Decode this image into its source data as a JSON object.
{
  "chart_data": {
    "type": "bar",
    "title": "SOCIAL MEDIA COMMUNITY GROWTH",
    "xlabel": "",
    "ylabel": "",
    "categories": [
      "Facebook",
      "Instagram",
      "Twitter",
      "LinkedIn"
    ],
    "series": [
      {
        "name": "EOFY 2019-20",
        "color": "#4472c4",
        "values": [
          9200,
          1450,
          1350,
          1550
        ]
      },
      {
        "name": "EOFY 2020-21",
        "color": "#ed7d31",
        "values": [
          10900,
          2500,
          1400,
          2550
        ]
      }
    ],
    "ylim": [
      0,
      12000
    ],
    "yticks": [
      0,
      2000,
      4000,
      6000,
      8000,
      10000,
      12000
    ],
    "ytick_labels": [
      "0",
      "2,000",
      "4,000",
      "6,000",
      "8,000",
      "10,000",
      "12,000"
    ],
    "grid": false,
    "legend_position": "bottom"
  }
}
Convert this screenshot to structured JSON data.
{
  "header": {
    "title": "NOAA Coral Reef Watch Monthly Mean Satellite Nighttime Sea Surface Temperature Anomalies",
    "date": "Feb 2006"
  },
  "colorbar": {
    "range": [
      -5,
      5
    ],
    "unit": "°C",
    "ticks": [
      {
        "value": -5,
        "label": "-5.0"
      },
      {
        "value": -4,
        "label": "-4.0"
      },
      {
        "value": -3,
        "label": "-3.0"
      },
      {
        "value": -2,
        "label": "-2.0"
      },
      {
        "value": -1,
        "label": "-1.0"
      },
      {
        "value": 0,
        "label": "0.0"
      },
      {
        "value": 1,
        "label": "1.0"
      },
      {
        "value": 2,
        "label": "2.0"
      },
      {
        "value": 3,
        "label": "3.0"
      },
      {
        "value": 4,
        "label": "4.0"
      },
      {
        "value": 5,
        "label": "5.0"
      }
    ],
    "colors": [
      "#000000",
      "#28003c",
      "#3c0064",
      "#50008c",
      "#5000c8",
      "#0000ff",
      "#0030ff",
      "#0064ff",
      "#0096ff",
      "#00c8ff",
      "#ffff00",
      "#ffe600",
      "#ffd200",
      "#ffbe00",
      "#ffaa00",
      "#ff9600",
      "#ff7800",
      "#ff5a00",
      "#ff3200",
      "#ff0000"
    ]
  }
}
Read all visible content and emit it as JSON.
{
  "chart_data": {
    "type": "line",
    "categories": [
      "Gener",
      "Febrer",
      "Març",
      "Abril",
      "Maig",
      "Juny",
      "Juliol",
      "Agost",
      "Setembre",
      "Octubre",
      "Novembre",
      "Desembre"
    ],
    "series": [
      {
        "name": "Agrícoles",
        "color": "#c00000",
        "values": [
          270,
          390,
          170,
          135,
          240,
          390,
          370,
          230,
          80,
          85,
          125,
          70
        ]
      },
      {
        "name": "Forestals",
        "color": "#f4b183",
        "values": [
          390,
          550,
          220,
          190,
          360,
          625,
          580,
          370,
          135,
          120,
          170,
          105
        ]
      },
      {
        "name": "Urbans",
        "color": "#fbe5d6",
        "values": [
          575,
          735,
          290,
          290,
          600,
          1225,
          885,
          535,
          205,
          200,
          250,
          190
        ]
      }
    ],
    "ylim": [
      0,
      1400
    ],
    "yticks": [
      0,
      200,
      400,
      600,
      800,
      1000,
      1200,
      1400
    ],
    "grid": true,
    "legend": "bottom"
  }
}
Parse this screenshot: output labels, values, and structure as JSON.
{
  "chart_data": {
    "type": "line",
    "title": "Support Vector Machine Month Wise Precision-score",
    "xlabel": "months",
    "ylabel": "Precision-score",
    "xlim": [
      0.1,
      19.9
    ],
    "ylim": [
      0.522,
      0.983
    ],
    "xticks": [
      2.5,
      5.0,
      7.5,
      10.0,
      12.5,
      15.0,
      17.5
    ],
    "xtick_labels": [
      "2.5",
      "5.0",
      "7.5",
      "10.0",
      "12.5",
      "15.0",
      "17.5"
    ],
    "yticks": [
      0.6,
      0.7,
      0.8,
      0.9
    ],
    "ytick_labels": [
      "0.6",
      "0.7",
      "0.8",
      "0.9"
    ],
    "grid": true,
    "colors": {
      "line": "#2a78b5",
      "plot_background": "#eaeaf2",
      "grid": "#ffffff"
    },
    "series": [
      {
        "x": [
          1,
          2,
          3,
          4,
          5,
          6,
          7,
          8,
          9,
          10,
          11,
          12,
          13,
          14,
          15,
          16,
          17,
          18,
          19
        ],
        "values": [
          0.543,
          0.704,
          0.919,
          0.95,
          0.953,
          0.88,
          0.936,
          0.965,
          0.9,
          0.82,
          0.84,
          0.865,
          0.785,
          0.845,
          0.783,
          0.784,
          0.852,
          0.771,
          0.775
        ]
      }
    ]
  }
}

********

• Your goal: Take every line above carrying "score" and return it.

• Task output:
    "title": "Support Vector Machine Month Wise Precision-score",
    "ylabel": "Precision-score",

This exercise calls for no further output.